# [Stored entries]

:::

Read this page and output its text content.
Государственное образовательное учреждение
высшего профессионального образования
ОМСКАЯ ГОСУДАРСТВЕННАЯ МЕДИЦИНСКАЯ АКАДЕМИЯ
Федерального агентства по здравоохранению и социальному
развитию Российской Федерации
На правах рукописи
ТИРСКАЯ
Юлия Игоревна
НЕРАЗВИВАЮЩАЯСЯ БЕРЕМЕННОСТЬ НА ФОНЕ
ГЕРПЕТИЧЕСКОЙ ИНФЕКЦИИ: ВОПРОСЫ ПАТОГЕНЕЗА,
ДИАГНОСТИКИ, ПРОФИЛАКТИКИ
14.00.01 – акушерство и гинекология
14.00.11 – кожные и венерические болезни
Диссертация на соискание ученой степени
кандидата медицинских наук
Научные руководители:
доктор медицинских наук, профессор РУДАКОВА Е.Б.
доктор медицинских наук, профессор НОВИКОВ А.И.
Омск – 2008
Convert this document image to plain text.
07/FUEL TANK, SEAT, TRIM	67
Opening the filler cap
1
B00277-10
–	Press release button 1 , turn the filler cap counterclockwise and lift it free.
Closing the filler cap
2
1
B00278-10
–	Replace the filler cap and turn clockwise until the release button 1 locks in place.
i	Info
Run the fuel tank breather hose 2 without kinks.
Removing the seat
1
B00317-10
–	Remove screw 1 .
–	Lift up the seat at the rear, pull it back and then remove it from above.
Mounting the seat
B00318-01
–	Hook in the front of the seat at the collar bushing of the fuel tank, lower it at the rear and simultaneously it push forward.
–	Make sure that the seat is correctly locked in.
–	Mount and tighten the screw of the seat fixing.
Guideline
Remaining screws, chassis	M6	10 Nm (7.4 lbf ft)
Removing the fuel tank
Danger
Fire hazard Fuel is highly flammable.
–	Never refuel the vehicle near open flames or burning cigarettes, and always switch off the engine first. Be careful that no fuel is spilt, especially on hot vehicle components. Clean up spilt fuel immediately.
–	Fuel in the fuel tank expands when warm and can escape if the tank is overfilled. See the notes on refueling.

:::

# [DIRECTIONS]
All the entries above need to be reproduced exactly.

# [OUTPUT FOR THIS TASK]
Read this page and output its text content.
Государственное образовательное учреждение
высшего профессионального образования
ОМСКАЯ ГОСУДАРСТВЕННАЯ МЕДИЦИНСКАЯ АКАДЕМИЯ
Федерального агентства по здравоохранению и социальному
развитию Российской Федерации
На правах рукописи
ТИРСКАЯ
Юлия Игоревна
НЕРАЗВИВАЮЩАЯСЯ БЕРЕМЕННОСТЬ НА ФОНЕ
ГЕРПЕТИЧЕСКОЙ ИНФЕКЦИИ: ВОПРОСЫ ПАТОГЕНЕЗА,
ДИАГНОСТИКИ, ПРОФИЛАКТИКИ
14.00.01 – акушерство и гинекология
14.00.11 – кожные и венерические болезни
Диссертация на соискание ученой степени
кандидата медицинских наук
Научные руководители:
доктор медицинских наук, профессор РУДАКОВА Е.Б.
доктор медицинских наук, профессор НОВИКОВ А.И.
Омск – 2008
Convert this document image to plain text.
07/FUEL TANK, SEAT, TRIM	67
Opening the filler cap
1
B00277-10
–	Press release button 1 , turn the filler cap counterclockwise and lift it free.
Closing the filler cap
2
1
B00278-10
–	Replace the filler cap and turn clockwise until the release button 1 locks in place.
i	Info
Run the fuel tank breather hose 2 without kinks.
Removing the seat
1
B00317-10
–	Remove screw 1 .
–	Lift up the seat at the rear, pull it back and then remove it from above.
Mounting the seat
B00318-01
–	Hook in the front of the seat at the collar bushing of the fuel tank, lower it at the rear and simultaneously it push forward.
–	Make sure that the seat is correctly locked in.
–	Mount and tighten the screw of the seat fixing.
Guideline
Remaining screws, chassis	M6	10 Nm (7.4 lbf ft)
Removing the fuel tank
Danger
Fire hazard Fuel is highly flammable.
–	Never refuel the vehicle near open flames or burning cigarettes, and always switch off the engine first. Be careful that no fuel is spilt, especially on hot vehicle components. Clean up spilt fuel immediately.
–	Fuel in the fuel tank expands when warm and can escape if the tank is overfilled. See the notes on refueling.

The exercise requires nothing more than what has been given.